# ENTRIES SHOWN
* * * * * * * * *
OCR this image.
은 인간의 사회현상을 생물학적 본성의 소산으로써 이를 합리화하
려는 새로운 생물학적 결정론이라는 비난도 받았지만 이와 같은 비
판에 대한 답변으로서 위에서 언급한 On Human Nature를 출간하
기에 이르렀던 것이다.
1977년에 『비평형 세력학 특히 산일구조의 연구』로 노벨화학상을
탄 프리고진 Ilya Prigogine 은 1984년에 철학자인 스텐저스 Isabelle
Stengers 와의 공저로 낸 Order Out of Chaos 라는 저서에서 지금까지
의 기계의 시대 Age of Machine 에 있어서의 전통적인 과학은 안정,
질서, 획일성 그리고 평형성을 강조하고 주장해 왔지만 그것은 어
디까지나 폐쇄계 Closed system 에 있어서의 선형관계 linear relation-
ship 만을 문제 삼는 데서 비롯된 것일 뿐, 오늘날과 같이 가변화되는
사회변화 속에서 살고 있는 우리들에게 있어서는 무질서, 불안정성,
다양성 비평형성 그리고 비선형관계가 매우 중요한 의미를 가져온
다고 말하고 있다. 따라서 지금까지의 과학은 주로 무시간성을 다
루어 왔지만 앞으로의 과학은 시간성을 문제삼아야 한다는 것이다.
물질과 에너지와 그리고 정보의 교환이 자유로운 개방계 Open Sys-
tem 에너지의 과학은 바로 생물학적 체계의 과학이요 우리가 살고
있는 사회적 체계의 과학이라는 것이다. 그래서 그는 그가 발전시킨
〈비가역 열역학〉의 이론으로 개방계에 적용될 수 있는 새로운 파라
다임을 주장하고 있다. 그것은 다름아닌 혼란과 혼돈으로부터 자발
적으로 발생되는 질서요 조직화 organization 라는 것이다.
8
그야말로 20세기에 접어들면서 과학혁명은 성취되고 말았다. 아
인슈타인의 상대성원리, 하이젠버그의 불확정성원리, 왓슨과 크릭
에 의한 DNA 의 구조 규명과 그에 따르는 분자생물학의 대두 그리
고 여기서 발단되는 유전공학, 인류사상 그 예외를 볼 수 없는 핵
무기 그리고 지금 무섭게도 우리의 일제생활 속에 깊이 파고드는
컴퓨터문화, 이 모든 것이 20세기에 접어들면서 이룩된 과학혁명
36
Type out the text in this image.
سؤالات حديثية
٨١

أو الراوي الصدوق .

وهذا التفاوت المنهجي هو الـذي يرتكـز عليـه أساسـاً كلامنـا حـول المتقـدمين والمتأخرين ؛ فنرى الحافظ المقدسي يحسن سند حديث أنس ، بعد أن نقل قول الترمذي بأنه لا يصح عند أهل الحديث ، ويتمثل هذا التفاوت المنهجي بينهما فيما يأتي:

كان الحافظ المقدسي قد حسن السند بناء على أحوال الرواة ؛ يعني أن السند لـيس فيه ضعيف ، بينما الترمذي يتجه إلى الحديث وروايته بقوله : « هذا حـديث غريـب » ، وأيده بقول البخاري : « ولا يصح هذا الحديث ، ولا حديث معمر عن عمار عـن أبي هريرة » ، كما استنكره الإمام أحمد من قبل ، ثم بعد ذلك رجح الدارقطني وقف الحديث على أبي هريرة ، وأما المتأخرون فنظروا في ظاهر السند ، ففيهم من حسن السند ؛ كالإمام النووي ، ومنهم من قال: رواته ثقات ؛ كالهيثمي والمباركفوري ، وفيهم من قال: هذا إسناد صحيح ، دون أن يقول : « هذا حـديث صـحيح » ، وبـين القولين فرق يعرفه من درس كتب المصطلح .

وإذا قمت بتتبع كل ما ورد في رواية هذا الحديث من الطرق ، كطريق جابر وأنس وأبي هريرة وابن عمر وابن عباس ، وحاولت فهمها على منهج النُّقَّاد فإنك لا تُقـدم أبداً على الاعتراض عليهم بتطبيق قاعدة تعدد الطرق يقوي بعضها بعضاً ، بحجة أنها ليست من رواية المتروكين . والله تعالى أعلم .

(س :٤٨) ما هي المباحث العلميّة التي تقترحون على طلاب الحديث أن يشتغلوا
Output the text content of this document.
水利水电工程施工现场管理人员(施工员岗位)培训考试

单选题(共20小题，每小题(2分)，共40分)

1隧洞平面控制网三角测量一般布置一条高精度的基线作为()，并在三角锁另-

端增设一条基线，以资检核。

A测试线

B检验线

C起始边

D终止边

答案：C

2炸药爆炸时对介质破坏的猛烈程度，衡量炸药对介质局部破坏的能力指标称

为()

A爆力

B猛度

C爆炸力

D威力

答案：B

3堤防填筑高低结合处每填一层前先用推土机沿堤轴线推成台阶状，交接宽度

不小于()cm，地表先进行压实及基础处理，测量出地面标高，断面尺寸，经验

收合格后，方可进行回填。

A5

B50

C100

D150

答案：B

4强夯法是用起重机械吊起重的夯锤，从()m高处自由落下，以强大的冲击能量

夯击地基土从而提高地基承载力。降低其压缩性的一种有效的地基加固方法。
* * * * * * * * *
# SET EXERCISE
Extract the data in full. Keep it word for word.

# RESULT OF THE EXERCISE
OCR this image.
은 인간의 사회현상을 생물학적 본성의 소산으로써 이를 합리화하
려는 새로운 생물학적 결정론이라는 비난도 받았지만 이와 같은 비
판에 대한 답변으로서 위에서 언급한 On Human Nature를 출간하
기에 이르렀던 것이다.
1977년에 『비평형 세력학 특히 산일구조의 연구』로 노벨화학상을
탄 프리고진 Ilya Prigogine 은 1984년에 철학자인 스텐저스 Isabelle
Stengers 와의 공저로 낸 Order Out of Chaos 라는 저서에서 지금까지
의 기계의 시대 Age of Machine 에 있어서의 전통적인 과학은 안정,
질서, 획일성 그리고 평형성을 강조하고 주장해 왔지만 그것은 어
디까지나 폐쇄계 Closed system 에 있어서의 선형관계 linear relation-
ship 만을 문제 삼는 데서 비롯된 것일 뿐, 오늘날과 같이 가변화되는
사회변화 속에서 살고 있는 우리들에게 있어서는 무질서, 불안정성,
다양성 비평형성 그리고 비선형관계가 매우 중요한 의미를 가져온
다고 말하고 있다. 따라서 지금까지의 과학은 주로 무시간성을 다
루어 왔지만 앞으로의 과학은 시간성을 문제삼아야 한다는 것이다.
물질과 에너지와 그리고 정보의 교환이 자유로운 개방계 Open Sys-
tem 에너지의 과학은 바로 생물학적 체계의 과학이요 우리가 살고
있는 사회적 체계의 과학이라는 것이다. 그래서 그는 그가 발전시킨
〈비가역 열역학〉의 이론으로 개방계에 적용될 수 있는 새로운 파라
다임을 주장하고 있다. 그것은 다름아닌 혼란과 혼돈으로부터 자발
적으로 발생되는 질서요 조직화 organization 라는 것이다.
8
그야말로 20세기에 접어들면서 과학혁명은 성취되고 말았다. 아
인슈타인의 상대성원리, 하이젠버그의 불확정성원리, 왓슨과 크릭
에 의한 DNA 의 구조 규명과 그에 따르는 분자생물학의 대두 그리
고 여기서 발단되는 유전공학, 인류사상 그 예외를 볼 수 없는 핵
무기 그리고 지금 무섭게도 우리의 일제생활 속에 깊이 파고드는
컴퓨터문화, 이 모든 것이 20세기에 접어들면서 이룩된 과학혁명
36
Type out the text in this image.
سؤالات حديثية
٨١

أو الراوي الصدوق .

وهذا التفاوت المنهجي هو الـذي يرتكـز عليـه أساسـاً كلامنـا حـول المتقـدمين والمتأخرين ؛ فنرى الحافظ المقدسي يحسن سند حديث أنس ، بعد أن نقل قول الترمذي بأنه لا يصح عند أهل الحديث ، ويتمثل هذا التفاوت المنهجي بينهما فيما يأتي:

كان الحافظ المقدسي قد حسن السند بناء على أحوال الرواة ؛ يعني أن السند لـيس فيه ضعيف ، بينما الترمذي يتجه إلى الحديث وروايته بقوله : « هذا حـديث غريـب » ، وأيده بقول البخاري : « ولا يصح هذا الحديث ، ولا حديث معمر عن عمار عـن أبي هريرة » ، كما استنكره الإمام أحمد من قبل ، ثم بعد ذلك رجح الدارقطني وقف الحديث على أبي هريرة ، وأما المتأخرون فنظروا في ظاهر السند ، ففيهم من حسن السند ؛ كالإمام النووي ، ومنهم من قال: رواته ثقات ؛ كالهيثمي والمباركفوري ، وفيهم من قال: هذا إسناد صحيح ، دون أن يقول : « هذا حـديث صـحيح » ، وبـين القولين فرق يعرفه من درس كتب المصطلح .

وإذا قمت بتتبع كل ما ورد في رواية هذا الحديث من الطرق ، كطريق جابر وأنس وأبي هريرة وابن عمر وابن عباس ، وحاولت فهمها على منهج النُّقَّاد فإنك لا تُقـدم أبداً على الاعتراض عليهم بتطبيق قاعدة تعدد الطرق يقوي بعضها بعضاً ، بحجة أنها ليست من رواية المتروكين . والله تعالى أعلم .

(س :٤٨) ما هي المباحث العلميّة التي تقترحون على طلاب الحديث أن يشتغلوا
Output the text content of this document.
水利水电工程施工现场管理人员(施工员岗位)培训考试

单选题(共20小题，每小题(2分)，共40分)

1隧洞平面控制网三角测量一般布置一条高精度的基线作为()，并在三角锁另-

端增设一条基线，以资检核。

A测试线

B检验线

C起始边

D终止边

答案：C

2炸药爆炸时对介质破坏的猛烈程度，衡量炸药对介质局部破坏的能力指标称

为()

A爆力

B猛度

C爆炸力

D威力

答案：B

3堤防填筑高低结合处每填一层前先用推土机沿堤轴线推成台阶状，交接宽度

不小于()cm，地表先进行压实及基础处理，测量出地面标高，断面尺寸，经验

收合格后，方可进行回填。

A5

B50

C100

D150

答案：B

4强夯法是用起重机械吊起重的夯锤，从()m高处自由落下，以强大的冲击能量

夯击地基土从而提高地基承载力。降低其压缩性的一种有效的地基加固方法。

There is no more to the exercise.